• Source material:
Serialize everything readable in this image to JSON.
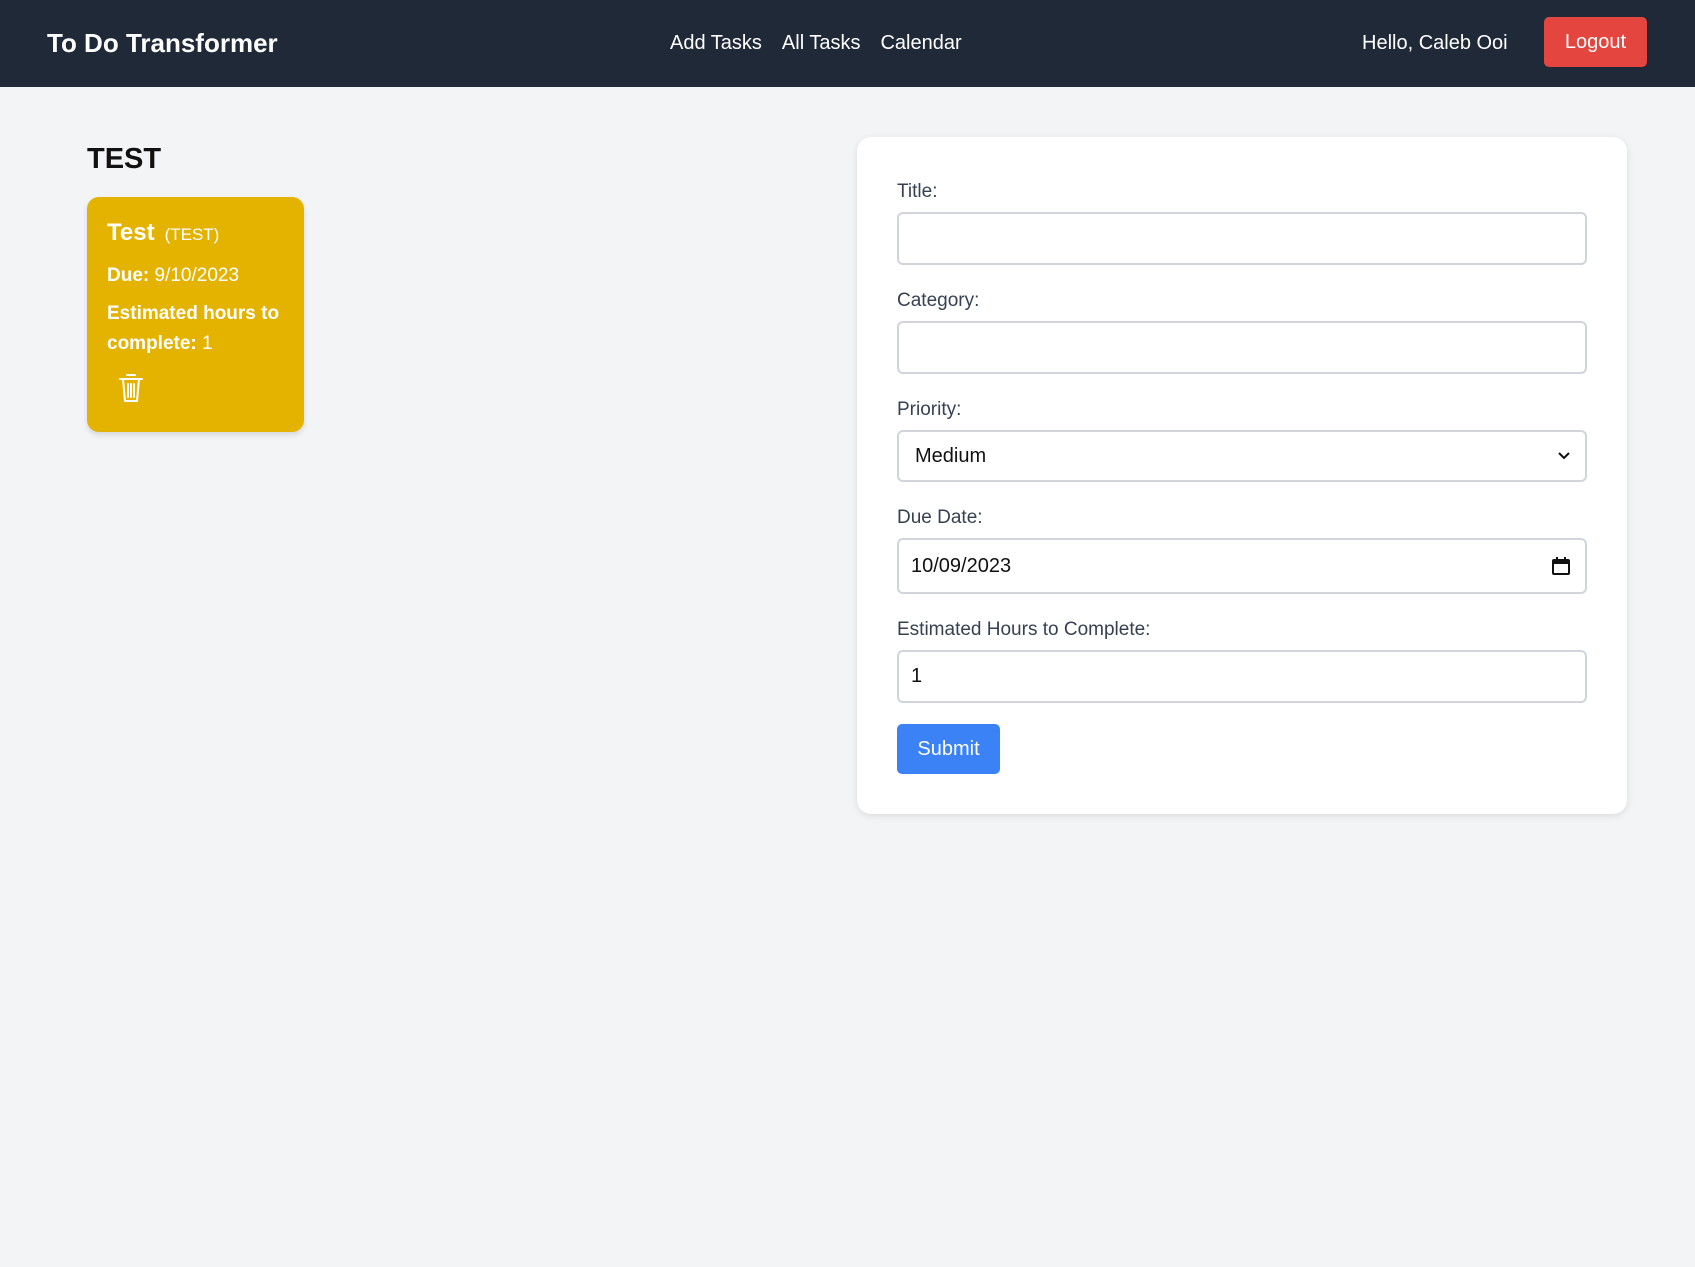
{
  "navbar": {
    "brand": "To Do Transformer",
    "links": [
      "Add Tasks",
      "All Tasks",
      "Calendar"
    ],
    "greeting": "Hello, Caleb Ooi",
    "logout_label": "Logout"
  },
  "category": {
    "heading": "TEST",
    "task": {
      "title": "Test",
      "category_tag": "(TEST)",
      "due_label": "Due:",
      "due_value": "9/10/2023",
      "hours_label": "Estimated hours to complete:",
      "hours_value": "1",
      "icon": "trash-icon"
    }
  },
  "form": {
    "title_label": "Title:",
    "title_value": "",
    "category_label": "Category:",
    "category_value": "",
    "priority_label": "Priority:",
    "priority_value": "Medium",
    "due_label": "Due Date:",
    "due_value": "10/09/2023",
    "hours_label": "Estimated Hours to Complete:",
    "hours_value": "1",
    "submit_label": "Submit"
  },
  "colors": {
    "navbar_bg": "#1f2937",
    "logout_bg": "#e5453f",
    "card_bg": "#e4b300",
    "submit_bg": "#3b82f6",
    "page_bg": "#f3f4f6"
  }
}
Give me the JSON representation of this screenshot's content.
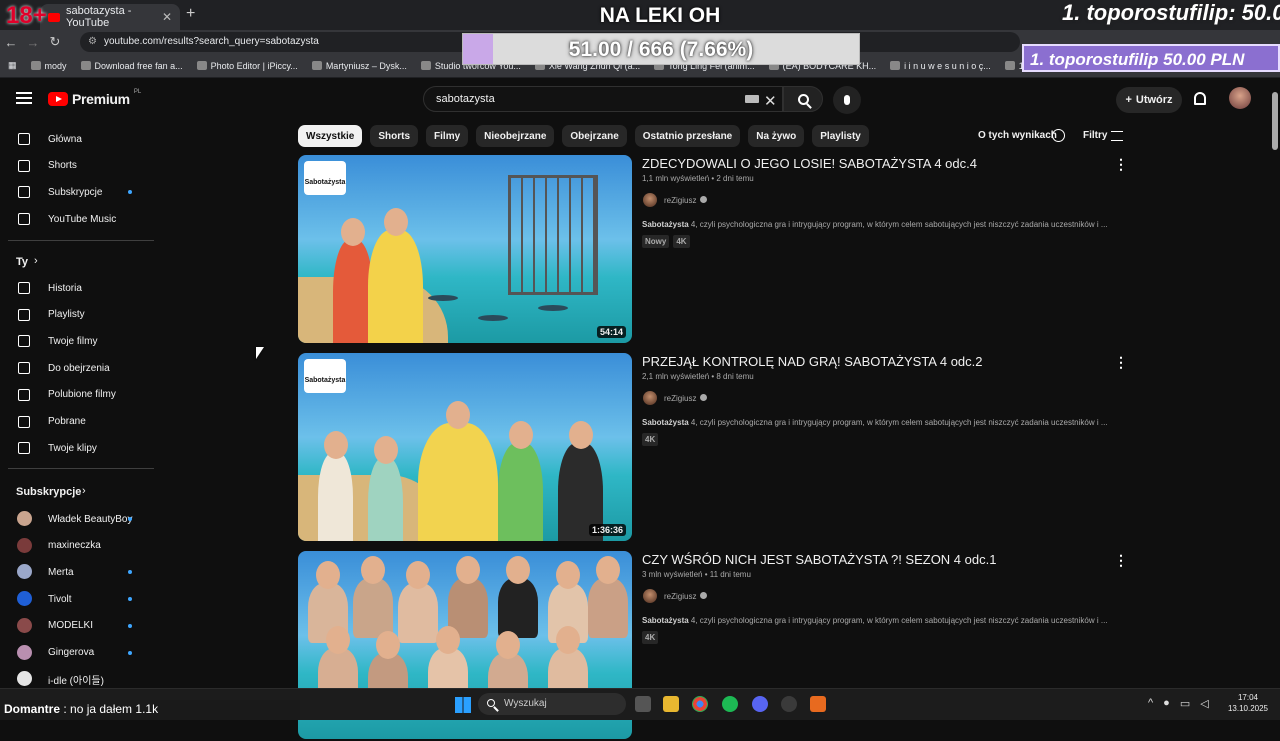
{
  "browser": {
    "tab_title": "sabotazysta - YouTube",
    "url": "youtube.com/results?search_query=sabotazysta",
    "bookmarks": [
      "mody",
      "Download free fan a...",
      "Photo Editor | iPiccy...",
      "Martyniusz – Dysk...",
      "Studio twórców You...",
      "Xie Wang Zhuri Qi (a...",
      "Tong Ling Fei (anim...",
      "(EA) BODYCARE KH...",
      "i i n u w e s u n i o ç...",
      "100000340123_Wol..."
    ]
  },
  "overlay": {
    "age": "18+",
    "title": "NA LEKI OH",
    "progress_text": "51.00 / 666 (7.66%)",
    "progress_fraction": 0.0766,
    "top_donor": "1. toporostufilip: 50.0",
    "top_donor_box": "1. toporostufilip 50.00 PLN",
    "chat_user": "Domantre",
    "chat_text": " : no ja dałem 1.1k"
  },
  "header": {
    "brand": "Premium",
    "region": "PL",
    "search_value": "sabotazysta",
    "create_label": "Utwórz"
  },
  "sidebar": {
    "main": [
      {
        "label": "Główna",
        "icon": "home-icon"
      },
      {
        "label": "Shorts",
        "icon": "shorts-icon"
      },
      {
        "label": "Subskrypcje",
        "icon": "subscriptions-icon",
        "dot": true
      },
      {
        "label": "YouTube Music",
        "icon": "music-icon"
      }
    ],
    "you_header": "Ty",
    "you": [
      {
        "label": "Historia",
        "icon": "history-icon"
      },
      {
        "label": "Playlisty",
        "icon": "playlists-icon"
      },
      {
        "label": "Twoje filmy",
        "icon": "your-videos-icon"
      },
      {
        "label": "Do obejrzenia",
        "icon": "watch-later-icon"
      },
      {
        "label": "Polubione filmy",
        "icon": "liked-icon"
      },
      {
        "label": "Pobrane",
        "icon": "download-icon"
      },
      {
        "label": "Twoje klipy",
        "icon": "clips-icon"
      }
    ],
    "subs_header": "Subskrypcje",
    "subs": [
      {
        "label": "Władek BeautyBoy",
        "color": "#c9a48e"
      },
      {
        "label": "maxineczka",
        "color": "#7a3b3b"
      },
      {
        "label": "Merta",
        "color": "#9aa7c9"
      },
      {
        "label": "Tivolt",
        "color": "#1f5fd6"
      },
      {
        "label": "MODELKI",
        "color": "#8a4a4a"
      },
      {
        "label": "Gingerova",
        "color": "#b98fb0"
      },
      {
        "label": "i-dle (아이들)",
        "color": "#e5e5e5"
      }
    ]
  },
  "chips": [
    "Wszystkie",
    "Shorts",
    "Filmy",
    "Nieobejrzane",
    "Obejrzane",
    "Ostatnio przesłane",
    "Na żywo",
    "Playlisty"
  ],
  "about_results": "O tych wynikach",
  "filters_label": "Filtry",
  "results": [
    {
      "title": "ZDECYDOWALI O JEGO LOSIE! SABOTAŻYSTA 4 odc.4",
      "meta": "1,1 mln wyświetleń • 2 dni temu",
      "channel": "reZigiusz",
      "desc_bold": "Sabotażysta",
      "desc": " 4, czyli psychologiczna gra i intrygujący program, w którym celem sabotujących jest niszczyć zadania uczestników i ...",
      "badges": [
        "Nowy",
        "4K"
      ],
      "duration": "54:14",
      "logo": "Sabotażysta"
    },
    {
      "title": "PRZEJĄŁ KONTROLĘ NAD GRĄ! SABOTAŻYSTA 4 odc.2",
      "meta": "2,1 mln wyświetleń • 8 dni temu",
      "channel": "reZigiusz",
      "desc_bold": "Sabotażysta",
      "desc": " 4, czyli psychologiczna gra i intrygujący program, w którym celem sabotujących jest niszczyć zadania uczestników i ...",
      "badges": [
        "4K"
      ],
      "duration": "1:36:36",
      "logo": "Sabotażysta"
    },
    {
      "title": "CZY WŚRÓD NICH JEST SABOTAŻYSTA ?! SEZON 4 odc.1",
      "meta": "3 mln wyświetleń • 11 dni temu",
      "channel": "reZigiusz",
      "desc_bold": "Sabotażysta",
      "desc": " 4, czyli psychologiczna gra i intrygujący program, w którym celem sabotujących jest niszczyć zadania uczestników i ...",
      "badges": [
        "4K"
      ],
      "duration": "",
      "logo": ""
    }
  ],
  "taskbar": {
    "search_placeholder": "Wyszukaj",
    "time": "17:04",
    "date": "13.10.2025"
  }
}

• Direction:
The records above are to be restated exactly, without their pictures.

• Exercise result:
Serialize everything readable in this image to JSON.
{
  "navbar": {
    "brand": "To Do Transformer",
    "links": [
      "Add Tasks",
      "All Tasks",
      "Calendar"
    ],
    "greeting": "Hello, Caleb Ooi",
    "logout_label": "Logout"
  },
  "category": {
    "heading": "TEST",
    "task": {
      "title": "Test",
      "category_tag": "(TEST)",
      "due_label": "Due:",
      "due_value": "9/10/2023",
      "hours_label": "Estimated hours to complete:",
      "hours_value": "1",
      "icon": "trash-icon"
    }
  },
  "form": {
    "title_label": "Title:",
    "title_value": "",
    "category_label": "Category:",
    "category_value": "",
    "priority_label": "Priority:",
    "priority_value": "Medium",
    "due_label": "Due Date:",
    "due_value": "10/09/2023",
    "hours_label": "Estimated Hours to Complete:",
    "hours_value": "1",
    "submit_label": "Submit"
  },
  "colors": {
    "navbar_bg": "#1f2937",
    "logout_bg": "#e5453f",
    "card_bg": "#e4b300",
    "submit_bg": "#3b82f6",
    "page_bg": "#f3f4f6"
  }
}
Give me the JSON representation of this screenshot's content.
{
  "browser": {
    "tab_title": "sabotazysta - YouTube",
    "url": "youtube.com/results?search_query=sabotazysta",
    "bookmarks": [
      "mody",
      "Download free fan a...",
      "Photo Editor | iPiccy...",
      "Martyniusz – Dysk...",
      "Studio twórców You...",
      "Xie Wang Zhuri Qi (a...",
      "Tong Ling Fei (anim...",
      "(EA) BODYCARE KH...",
      "i i n u w e s u n i o ç...",
      "100000340123_Wol..."
    ]
  },
  "overlay": {
    "age": "18+",
    "title": "NA LEKI OH",
    "progress_text": "51.00 / 666 (7.66%)",
    "progress_fraction": 0.0766,
    "top_donor": "1. toporostufilip: 50.0",
    "top_donor_box": "1. toporostufilip 50.00 PLN",
    "chat_user": "Domantre",
    "chat_text": " : no ja dałem 1.1k"
  },
  "header": {
    "brand": "Premium",
    "region": "PL",
    "search_value": "sabotazysta",
    "create_label": "Utwórz"
  },
  "sidebar": {
    "main": [
      {
        "label": "Główna",
        "icon": "home-icon"
      },
      {
        "label": "Shorts",
        "icon": "shorts-icon"
      },
      {
        "label": "Subskrypcje",
        "icon": "subscriptions-icon",
        "dot": true
      },
      {
        "label": "YouTube Music",
        "icon": "music-icon"
      }
    ],
    "you_header": "Ty",
    "you": [
      {
        "label": "Historia",
        "icon": "history-icon"
      },
      {
        "label": "Playlisty",
        "icon": "playlists-icon"
      },
      {
        "label": "Twoje filmy",
        "icon": "your-videos-icon"
      },
      {
        "label": "Do obejrzenia",
        "icon": "watch-later-icon"
      },
      {
        "label": "Polubione filmy",
        "icon": "liked-icon"
      },
      {
        "label": "Pobrane",
        "icon": "download-icon"
      },
      {
        "label": "Twoje klipy",
        "icon": "clips-icon"
      }
    ],
    "subs_header": "Subskrypcje",
    "subs": [
      {
        "label": "Władek BeautyBoy",
        "color": "#c9a48e"
      },
      {
        "label": "maxineczka",
        "color": "#7a3b3b"
      },
      {
        "label": "Merta",
        "color": "#9aa7c9"
      },
      {
        "label": "Tivolt",
        "color": "#1f5fd6"
      },
      {
        "label": "MODELKI",
        "color": "#8a4a4a"
      },
      {
        "label": "Gingerova",
        "color": "#b98fb0"
      },
      {
        "label": "i-dle (아이들)",
        "color": "#e5e5e5"
      }
    ]
  },
  "chips": [
    "Wszystkie",
    "Shorts",
    "Filmy",
    "Nieobejrzane",
    "Obejrzane",
    "Ostatnio przesłane",
    "Na żywo",
    "Playlisty"
  ],
  "about_results": "O tych wynikach",
  "filters_label": "Filtry",
  "results": [
    {
      "title": "ZDECYDOWALI O JEGO LOSIE! SABOTAŻYSTA 4 odc.4",
      "meta": "1,1 mln wyświetleń • 2 dni temu",
      "channel": "reZigiusz",
      "desc_bold": "Sabotażysta",
      "desc": " 4, czyli psychologiczna gra i intrygujący program, w którym celem sabotujących jest niszczyć zadania uczestników i ...",
      "badges": [
        "Nowy",
        "4K"
      ],
      "duration": "54:14",
      "logo": "Sabotażysta"
    },
    {
      "title": "PRZEJĄŁ KONTROLĘ NAD GRĄ! SABOTAŻYSTA 4 odc.2",
      "meta": "2,1 mln wyświetleń • 8 dni temu",
      "channel": "reZigiusz",
      "desc_bold": "Sabotażysta",
      "desc": " 4, czyli psychologiczna gra i intrygujący program, w którym celem sabotujących jest niszczyć zadania uczestników i ...",
      "badges": [
        "4K"
      ],
      "duration": "1:36:36",
      "logo": "Sabotażysta"
    },
    {
      "title": "CZY WŚRÓD NICH JEST SABOTAŻYSTA ?! SEZON 4 odc.1",
      "meta": "3 mln wyświetleń • 11 dni temu",
      "channel": "reZigiusz",
      "desc_bold": "Sabotażysta",
      "desc": " 4, czyli psychologiczna gra i intrygujący program, w którym celem sabotujących jest niszczyć zadania uczestników i ...",
      "badges": [
        "4K"
      ],
      "duration": "",
      "logo": ""
    }
  ],
  "taskbar": {
    "search_placeholder": "Wyszukaj",
    "time": "17:04",
    "date": "13.10.2025"
  }
}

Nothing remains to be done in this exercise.